-- Begin --

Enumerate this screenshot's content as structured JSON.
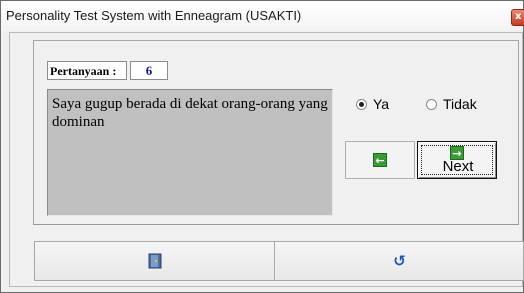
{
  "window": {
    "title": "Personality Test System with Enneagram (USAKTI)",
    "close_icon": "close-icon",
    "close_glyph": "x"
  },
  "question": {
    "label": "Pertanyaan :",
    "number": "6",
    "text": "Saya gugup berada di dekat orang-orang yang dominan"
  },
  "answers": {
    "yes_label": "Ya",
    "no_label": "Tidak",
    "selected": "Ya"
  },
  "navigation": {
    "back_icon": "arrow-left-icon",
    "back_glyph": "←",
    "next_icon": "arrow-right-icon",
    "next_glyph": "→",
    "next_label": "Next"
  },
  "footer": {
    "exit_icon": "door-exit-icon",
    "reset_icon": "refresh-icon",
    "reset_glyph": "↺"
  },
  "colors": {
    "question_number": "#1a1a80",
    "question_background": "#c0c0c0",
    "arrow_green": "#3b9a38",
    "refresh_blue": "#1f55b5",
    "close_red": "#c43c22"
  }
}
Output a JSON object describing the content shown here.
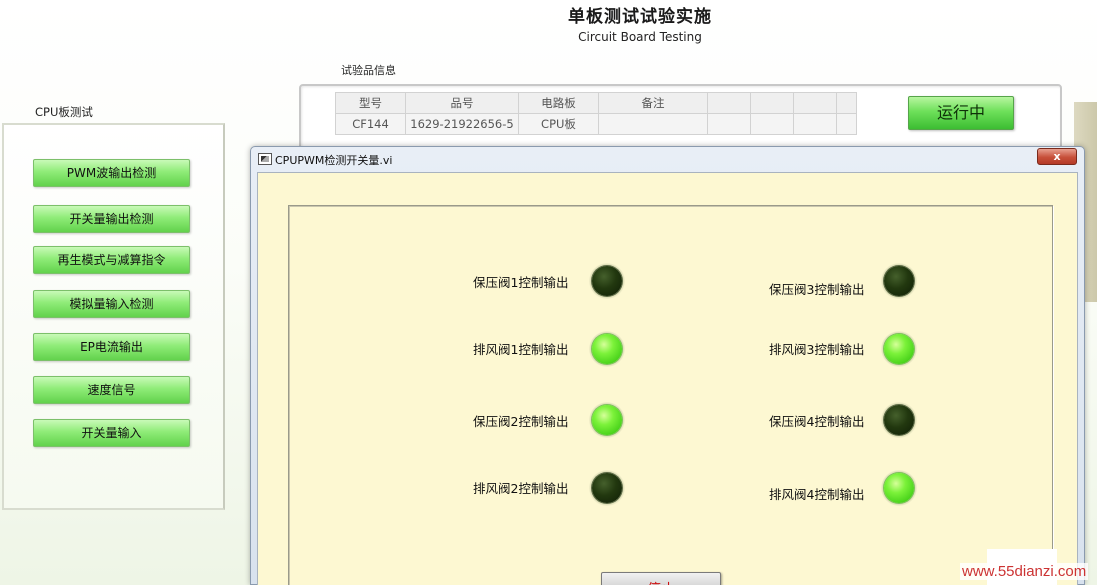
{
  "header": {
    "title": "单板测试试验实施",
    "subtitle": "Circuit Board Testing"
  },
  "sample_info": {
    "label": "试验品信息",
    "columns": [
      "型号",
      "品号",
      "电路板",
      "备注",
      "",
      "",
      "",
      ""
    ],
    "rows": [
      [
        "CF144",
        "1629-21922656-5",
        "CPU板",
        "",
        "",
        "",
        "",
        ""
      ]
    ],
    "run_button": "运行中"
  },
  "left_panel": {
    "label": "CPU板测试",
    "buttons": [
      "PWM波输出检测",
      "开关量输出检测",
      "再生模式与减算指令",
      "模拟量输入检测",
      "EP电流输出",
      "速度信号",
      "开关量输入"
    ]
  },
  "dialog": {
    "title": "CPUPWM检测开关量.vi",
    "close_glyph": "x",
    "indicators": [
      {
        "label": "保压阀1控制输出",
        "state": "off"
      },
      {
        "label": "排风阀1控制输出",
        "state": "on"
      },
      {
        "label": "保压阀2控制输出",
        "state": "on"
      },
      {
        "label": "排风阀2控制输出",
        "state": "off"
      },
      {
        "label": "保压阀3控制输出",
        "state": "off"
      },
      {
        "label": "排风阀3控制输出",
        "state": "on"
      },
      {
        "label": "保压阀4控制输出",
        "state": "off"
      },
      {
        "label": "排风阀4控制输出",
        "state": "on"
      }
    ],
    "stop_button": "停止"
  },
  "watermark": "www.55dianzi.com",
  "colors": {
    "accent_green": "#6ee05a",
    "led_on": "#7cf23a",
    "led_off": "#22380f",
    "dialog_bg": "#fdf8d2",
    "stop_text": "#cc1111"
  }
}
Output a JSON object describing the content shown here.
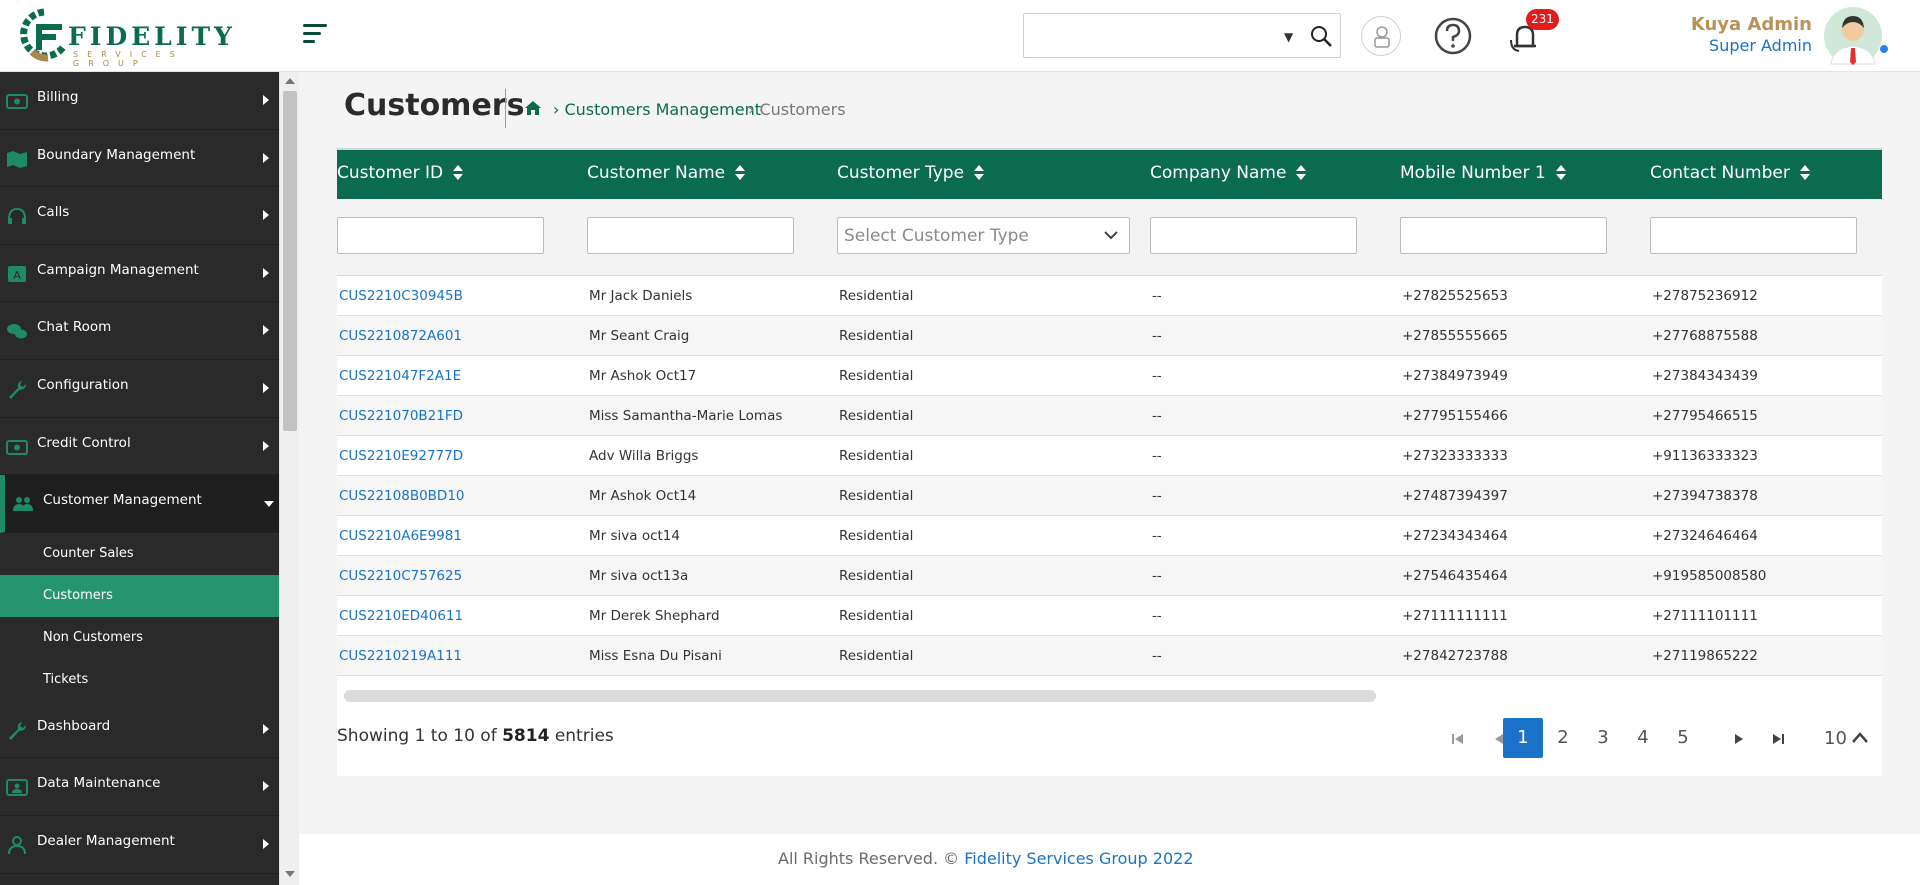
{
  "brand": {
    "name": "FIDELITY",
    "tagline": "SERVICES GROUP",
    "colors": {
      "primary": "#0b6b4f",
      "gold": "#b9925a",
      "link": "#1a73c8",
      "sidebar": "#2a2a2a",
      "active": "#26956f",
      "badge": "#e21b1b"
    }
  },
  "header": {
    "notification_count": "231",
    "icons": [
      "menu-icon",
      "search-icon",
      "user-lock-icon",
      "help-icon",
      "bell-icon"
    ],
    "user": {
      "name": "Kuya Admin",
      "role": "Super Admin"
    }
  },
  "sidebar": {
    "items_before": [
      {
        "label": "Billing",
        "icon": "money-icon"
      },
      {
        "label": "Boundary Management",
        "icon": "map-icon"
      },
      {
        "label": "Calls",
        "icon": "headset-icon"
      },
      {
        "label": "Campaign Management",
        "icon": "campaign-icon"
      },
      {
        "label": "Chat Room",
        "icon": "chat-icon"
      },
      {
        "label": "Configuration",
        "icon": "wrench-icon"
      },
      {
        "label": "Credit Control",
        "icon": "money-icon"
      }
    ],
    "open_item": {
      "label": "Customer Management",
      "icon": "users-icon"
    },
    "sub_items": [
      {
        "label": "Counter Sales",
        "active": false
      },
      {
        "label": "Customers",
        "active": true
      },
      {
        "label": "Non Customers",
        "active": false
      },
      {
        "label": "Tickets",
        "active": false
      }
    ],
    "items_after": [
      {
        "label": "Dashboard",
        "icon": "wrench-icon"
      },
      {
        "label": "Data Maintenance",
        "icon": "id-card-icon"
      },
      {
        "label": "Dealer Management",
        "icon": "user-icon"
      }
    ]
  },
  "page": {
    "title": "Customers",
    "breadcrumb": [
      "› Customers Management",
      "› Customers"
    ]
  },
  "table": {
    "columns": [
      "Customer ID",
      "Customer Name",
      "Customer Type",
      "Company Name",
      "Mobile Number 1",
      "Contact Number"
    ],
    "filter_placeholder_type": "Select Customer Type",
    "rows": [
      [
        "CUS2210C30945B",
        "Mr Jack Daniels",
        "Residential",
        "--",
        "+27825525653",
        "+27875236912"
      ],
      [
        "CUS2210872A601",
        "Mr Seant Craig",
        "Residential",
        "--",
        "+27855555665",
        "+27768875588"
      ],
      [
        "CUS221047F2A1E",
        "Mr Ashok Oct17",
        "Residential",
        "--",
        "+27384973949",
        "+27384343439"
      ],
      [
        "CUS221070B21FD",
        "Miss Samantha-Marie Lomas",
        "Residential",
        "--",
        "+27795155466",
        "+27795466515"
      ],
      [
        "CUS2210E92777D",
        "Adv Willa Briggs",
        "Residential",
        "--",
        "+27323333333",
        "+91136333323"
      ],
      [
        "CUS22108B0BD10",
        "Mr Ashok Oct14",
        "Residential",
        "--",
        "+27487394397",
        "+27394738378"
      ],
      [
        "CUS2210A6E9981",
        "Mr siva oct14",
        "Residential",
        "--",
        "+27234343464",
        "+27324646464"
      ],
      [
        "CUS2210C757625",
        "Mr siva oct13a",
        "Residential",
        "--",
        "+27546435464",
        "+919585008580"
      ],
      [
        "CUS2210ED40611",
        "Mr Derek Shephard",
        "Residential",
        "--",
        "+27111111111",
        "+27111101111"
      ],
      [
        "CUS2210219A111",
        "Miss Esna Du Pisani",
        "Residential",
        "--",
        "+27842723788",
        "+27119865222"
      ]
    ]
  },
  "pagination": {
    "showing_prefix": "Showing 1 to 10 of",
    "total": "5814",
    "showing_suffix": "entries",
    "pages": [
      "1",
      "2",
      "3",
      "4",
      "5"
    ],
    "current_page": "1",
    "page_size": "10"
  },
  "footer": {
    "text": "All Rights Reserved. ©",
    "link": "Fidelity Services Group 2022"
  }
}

-- End --

Filter the records for lines holding the string "Type". Copy each one.

• _Result below_:
      "Customer Type",
    "filter_placeholder_type": "Select Customer Type",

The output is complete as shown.